### EXTRACTED MATERIAL ###
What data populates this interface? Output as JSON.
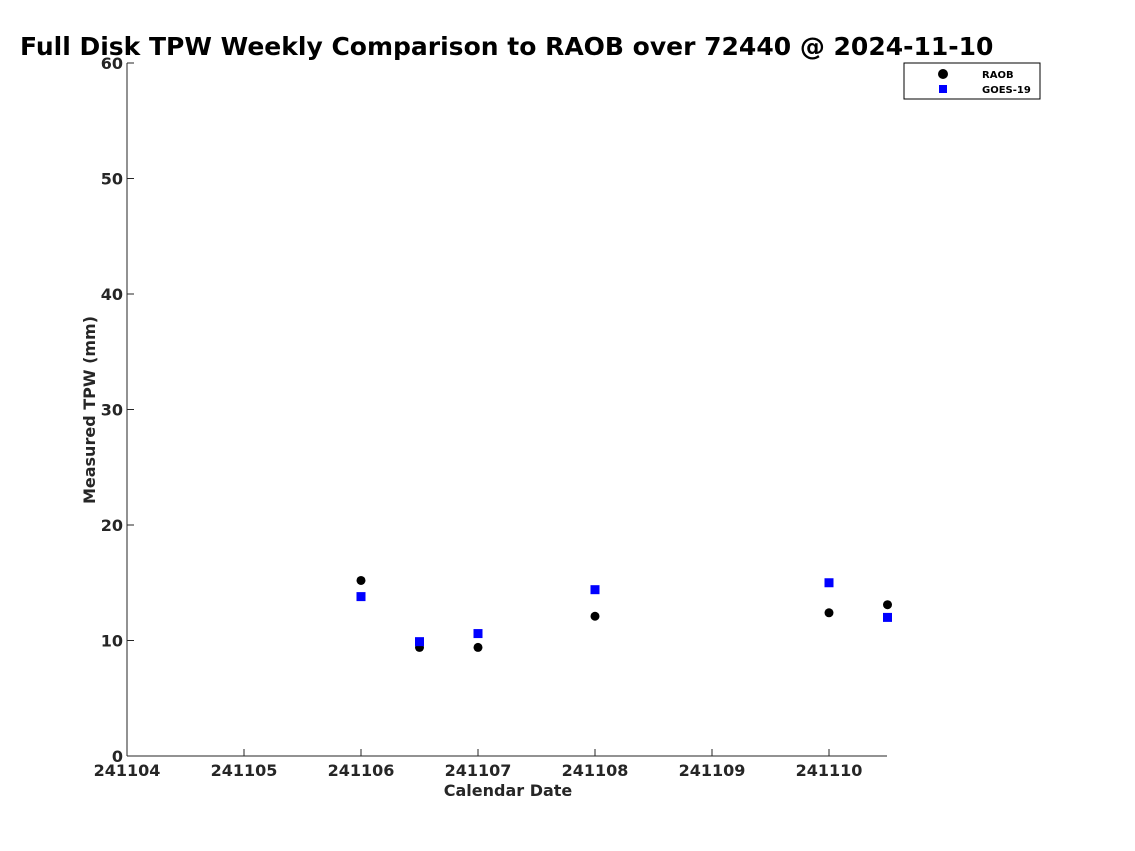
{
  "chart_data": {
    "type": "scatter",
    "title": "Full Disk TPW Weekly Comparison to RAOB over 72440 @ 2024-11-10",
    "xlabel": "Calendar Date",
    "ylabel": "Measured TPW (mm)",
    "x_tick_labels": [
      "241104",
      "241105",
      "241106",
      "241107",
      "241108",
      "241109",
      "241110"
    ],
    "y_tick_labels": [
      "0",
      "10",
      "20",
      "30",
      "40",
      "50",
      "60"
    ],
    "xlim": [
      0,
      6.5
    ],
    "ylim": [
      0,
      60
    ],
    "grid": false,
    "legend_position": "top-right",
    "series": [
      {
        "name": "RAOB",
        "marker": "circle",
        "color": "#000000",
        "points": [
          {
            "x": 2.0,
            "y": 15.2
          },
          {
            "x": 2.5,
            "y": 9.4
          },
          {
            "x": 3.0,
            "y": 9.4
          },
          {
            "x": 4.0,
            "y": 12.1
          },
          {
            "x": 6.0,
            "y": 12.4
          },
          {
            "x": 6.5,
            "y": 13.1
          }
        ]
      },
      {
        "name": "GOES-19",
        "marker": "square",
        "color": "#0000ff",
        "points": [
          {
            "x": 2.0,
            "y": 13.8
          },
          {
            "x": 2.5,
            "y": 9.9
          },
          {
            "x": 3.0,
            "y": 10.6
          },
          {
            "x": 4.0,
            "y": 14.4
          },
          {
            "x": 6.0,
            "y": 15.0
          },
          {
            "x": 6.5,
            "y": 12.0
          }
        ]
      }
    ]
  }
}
###
### EXTRACTED MATERIAL ###
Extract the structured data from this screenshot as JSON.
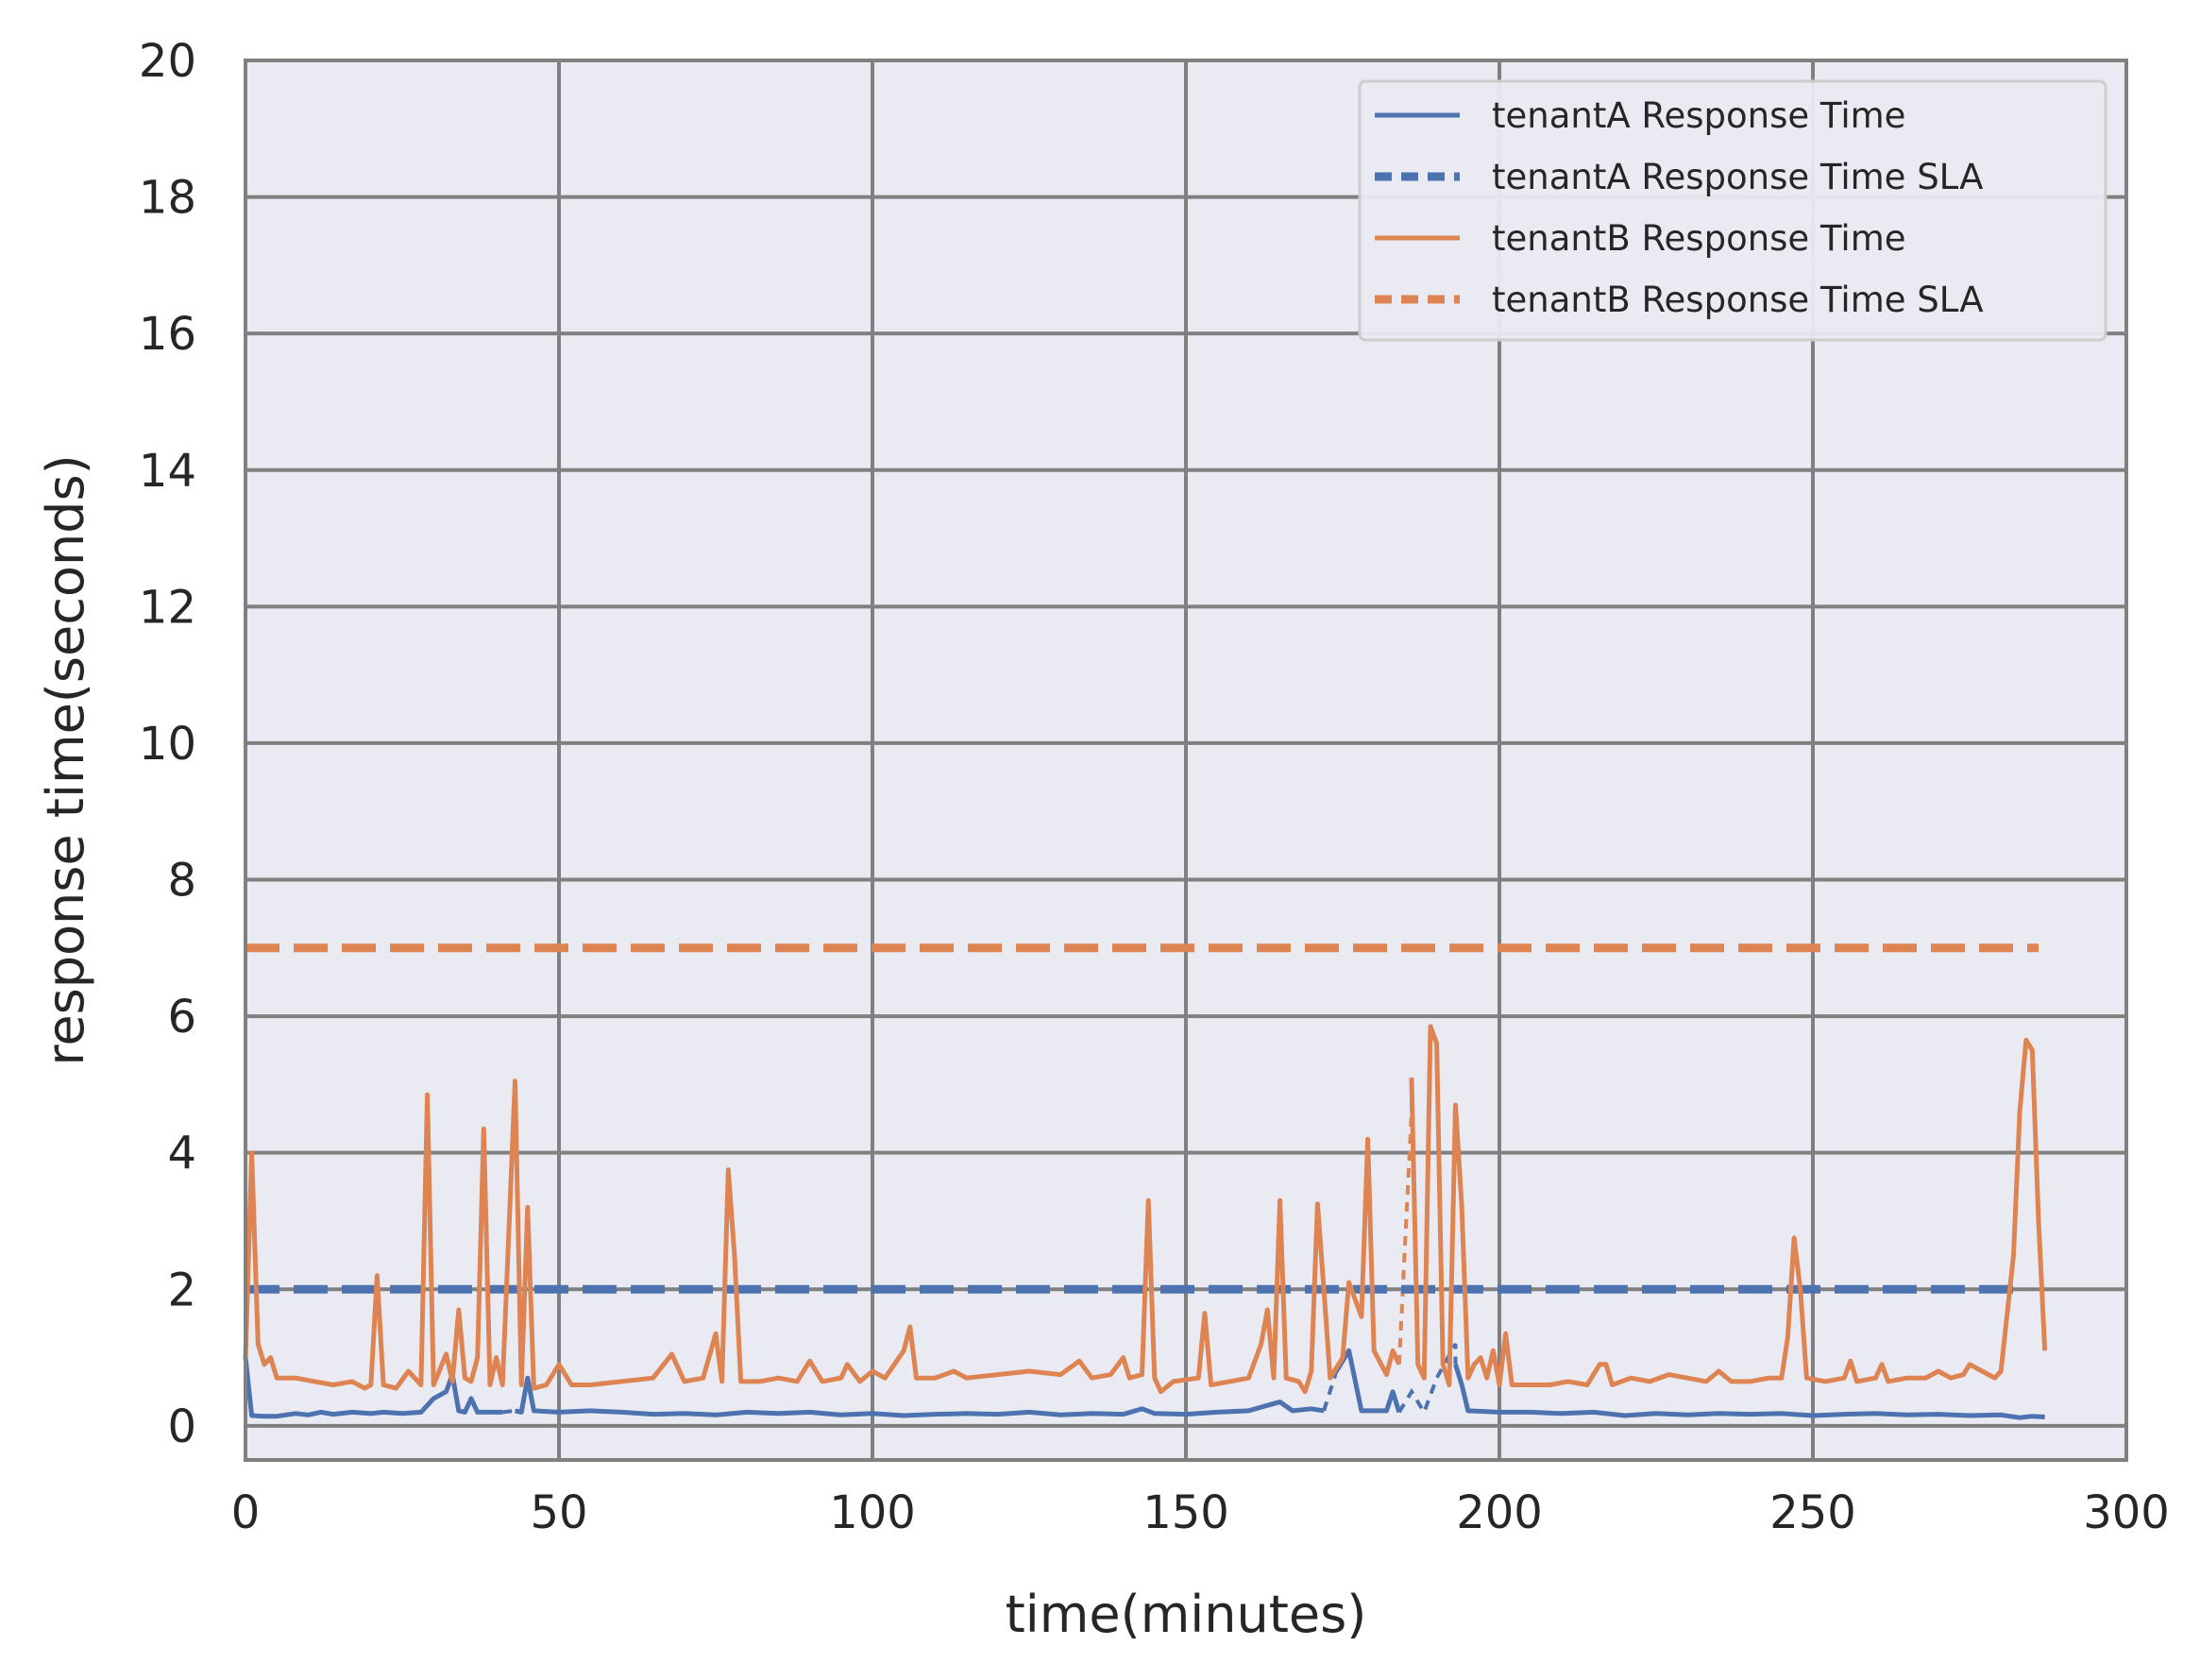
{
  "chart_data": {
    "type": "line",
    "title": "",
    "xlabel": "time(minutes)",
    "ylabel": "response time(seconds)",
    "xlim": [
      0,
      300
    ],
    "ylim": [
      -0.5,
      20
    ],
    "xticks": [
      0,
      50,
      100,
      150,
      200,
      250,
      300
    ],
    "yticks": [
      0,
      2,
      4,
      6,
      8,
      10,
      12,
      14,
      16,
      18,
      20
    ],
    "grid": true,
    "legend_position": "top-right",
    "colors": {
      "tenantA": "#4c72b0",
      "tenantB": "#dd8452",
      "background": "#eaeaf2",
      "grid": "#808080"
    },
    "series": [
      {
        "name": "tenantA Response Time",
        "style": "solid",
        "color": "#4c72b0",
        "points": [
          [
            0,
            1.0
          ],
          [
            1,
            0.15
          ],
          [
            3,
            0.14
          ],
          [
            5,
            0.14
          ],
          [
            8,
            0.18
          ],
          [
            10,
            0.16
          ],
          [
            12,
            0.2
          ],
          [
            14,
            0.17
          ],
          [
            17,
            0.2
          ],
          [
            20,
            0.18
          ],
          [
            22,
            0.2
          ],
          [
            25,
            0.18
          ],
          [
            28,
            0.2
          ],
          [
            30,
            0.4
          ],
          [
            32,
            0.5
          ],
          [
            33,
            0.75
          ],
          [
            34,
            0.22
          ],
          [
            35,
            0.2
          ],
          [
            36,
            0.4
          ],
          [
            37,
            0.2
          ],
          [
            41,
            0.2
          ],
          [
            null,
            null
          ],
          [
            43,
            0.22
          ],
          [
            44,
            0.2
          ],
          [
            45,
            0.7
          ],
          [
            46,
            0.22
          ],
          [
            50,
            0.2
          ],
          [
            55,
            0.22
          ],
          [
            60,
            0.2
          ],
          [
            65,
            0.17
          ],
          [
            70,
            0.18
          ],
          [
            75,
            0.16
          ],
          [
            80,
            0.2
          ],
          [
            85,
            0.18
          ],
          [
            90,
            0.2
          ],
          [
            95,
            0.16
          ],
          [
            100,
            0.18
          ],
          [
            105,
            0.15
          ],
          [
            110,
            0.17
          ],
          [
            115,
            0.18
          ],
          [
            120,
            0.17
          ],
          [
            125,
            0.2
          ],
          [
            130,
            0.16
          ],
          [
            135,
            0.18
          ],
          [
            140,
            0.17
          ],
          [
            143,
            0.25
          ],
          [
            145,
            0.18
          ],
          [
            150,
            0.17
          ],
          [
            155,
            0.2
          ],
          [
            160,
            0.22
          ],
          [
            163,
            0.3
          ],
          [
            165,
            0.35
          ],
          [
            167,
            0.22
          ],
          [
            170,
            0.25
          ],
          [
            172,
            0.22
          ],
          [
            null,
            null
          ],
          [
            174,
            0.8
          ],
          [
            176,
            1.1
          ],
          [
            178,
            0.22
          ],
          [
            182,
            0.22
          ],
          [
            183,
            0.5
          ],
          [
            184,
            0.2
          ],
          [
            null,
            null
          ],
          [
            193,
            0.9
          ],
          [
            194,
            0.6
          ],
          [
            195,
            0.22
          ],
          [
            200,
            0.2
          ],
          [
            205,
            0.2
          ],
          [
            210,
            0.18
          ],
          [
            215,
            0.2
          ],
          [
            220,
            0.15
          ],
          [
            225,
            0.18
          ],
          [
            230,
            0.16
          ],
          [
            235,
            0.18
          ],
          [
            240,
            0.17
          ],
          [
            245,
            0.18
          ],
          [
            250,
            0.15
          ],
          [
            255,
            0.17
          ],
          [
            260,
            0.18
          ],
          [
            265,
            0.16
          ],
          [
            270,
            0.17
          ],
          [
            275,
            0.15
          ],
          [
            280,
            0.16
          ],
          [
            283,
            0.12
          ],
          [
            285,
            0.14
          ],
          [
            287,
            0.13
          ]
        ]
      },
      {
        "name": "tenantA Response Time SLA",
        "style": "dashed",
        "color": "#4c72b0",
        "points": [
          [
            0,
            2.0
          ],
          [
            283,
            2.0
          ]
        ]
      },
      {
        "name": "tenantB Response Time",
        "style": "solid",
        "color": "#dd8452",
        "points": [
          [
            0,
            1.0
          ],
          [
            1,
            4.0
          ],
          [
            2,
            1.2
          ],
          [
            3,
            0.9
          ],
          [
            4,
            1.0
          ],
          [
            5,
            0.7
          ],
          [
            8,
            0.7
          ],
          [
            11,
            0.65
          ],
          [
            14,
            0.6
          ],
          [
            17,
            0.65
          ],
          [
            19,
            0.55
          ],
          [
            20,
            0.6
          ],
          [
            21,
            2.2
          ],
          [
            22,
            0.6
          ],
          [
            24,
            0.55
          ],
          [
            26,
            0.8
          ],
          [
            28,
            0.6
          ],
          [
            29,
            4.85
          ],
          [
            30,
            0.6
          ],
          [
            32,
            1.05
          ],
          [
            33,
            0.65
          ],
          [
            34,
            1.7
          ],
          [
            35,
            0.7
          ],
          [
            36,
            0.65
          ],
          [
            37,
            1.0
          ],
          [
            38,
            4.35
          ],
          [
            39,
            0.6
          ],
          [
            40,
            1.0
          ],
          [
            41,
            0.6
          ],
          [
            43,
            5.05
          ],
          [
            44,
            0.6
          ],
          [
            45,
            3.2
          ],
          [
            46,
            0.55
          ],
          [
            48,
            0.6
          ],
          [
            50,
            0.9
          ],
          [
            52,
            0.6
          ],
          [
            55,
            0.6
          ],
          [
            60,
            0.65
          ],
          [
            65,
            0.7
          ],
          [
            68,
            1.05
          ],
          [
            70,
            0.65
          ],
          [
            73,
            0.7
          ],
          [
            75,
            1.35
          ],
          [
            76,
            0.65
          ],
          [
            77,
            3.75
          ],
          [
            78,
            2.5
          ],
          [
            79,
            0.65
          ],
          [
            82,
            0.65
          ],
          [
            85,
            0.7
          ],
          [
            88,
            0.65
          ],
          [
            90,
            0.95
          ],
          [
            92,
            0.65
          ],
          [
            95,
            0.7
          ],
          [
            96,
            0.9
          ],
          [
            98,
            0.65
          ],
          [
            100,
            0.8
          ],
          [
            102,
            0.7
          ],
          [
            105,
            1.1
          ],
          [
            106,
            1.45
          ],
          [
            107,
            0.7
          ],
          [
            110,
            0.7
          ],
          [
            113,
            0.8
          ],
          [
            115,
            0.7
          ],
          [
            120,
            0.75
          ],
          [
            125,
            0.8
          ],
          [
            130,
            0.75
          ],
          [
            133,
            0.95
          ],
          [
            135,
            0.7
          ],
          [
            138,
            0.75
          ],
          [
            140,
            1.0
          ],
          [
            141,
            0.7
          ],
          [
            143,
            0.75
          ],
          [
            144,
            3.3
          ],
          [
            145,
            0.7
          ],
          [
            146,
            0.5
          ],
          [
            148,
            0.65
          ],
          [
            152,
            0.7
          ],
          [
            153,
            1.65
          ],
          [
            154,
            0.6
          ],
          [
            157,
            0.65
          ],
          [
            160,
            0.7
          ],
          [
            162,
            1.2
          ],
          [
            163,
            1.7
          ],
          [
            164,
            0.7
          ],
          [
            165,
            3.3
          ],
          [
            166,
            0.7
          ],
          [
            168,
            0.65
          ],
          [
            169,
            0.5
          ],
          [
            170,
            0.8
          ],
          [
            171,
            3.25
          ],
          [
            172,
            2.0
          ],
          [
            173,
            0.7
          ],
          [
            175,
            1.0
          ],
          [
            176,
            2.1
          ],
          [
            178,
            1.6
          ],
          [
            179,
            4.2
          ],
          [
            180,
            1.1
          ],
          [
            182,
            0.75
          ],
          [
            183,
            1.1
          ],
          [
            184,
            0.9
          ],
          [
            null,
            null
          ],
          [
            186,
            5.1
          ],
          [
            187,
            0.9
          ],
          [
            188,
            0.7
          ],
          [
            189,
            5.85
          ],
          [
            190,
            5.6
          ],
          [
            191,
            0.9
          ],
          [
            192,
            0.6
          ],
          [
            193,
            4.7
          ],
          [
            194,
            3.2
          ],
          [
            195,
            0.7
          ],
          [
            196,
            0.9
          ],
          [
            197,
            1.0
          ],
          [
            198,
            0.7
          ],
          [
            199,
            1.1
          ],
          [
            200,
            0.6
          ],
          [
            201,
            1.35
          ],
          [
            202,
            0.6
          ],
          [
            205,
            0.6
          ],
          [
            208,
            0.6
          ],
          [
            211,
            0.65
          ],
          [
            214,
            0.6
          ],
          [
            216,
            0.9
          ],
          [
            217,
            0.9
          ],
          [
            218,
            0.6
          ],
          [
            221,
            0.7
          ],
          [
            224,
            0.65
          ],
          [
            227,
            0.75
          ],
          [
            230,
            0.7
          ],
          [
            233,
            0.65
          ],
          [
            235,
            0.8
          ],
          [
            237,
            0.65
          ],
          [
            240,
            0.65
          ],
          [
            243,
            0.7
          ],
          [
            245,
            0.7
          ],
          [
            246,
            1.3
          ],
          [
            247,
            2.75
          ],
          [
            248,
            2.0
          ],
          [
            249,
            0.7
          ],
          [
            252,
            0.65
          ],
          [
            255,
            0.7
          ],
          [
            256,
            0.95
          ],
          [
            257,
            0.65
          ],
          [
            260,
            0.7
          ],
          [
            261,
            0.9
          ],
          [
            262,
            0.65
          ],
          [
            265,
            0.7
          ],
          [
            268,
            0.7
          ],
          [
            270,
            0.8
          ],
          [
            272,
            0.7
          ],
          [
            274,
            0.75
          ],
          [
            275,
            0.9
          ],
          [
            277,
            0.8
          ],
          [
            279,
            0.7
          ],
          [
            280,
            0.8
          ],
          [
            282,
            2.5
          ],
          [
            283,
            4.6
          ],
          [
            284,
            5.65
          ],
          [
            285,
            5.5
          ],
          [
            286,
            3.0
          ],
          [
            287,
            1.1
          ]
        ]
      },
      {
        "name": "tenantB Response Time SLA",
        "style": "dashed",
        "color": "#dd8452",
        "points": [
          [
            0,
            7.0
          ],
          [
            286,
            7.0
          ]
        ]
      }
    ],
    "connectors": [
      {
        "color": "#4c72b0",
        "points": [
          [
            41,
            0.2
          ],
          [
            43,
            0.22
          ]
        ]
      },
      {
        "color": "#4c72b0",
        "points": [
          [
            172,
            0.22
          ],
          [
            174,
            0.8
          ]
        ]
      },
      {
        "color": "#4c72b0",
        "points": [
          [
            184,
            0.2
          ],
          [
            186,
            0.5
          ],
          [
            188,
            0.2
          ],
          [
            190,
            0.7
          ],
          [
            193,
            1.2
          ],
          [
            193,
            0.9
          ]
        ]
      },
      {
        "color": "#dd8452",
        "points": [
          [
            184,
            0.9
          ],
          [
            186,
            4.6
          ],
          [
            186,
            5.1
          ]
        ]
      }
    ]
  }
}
###
▶ [TASK DESCRIPTION]:
From the listing above, return each line with the word "name".

▶ [WRITTEN REPLY]:
        "name": "RAOB",
        "name": "GOES-19",
        "name": "tenantA Response Time",
        "name": "tenantA Response Time SLA",
        "name": "tenantB Response Time",
        "name": "tenantB Response Time SLA",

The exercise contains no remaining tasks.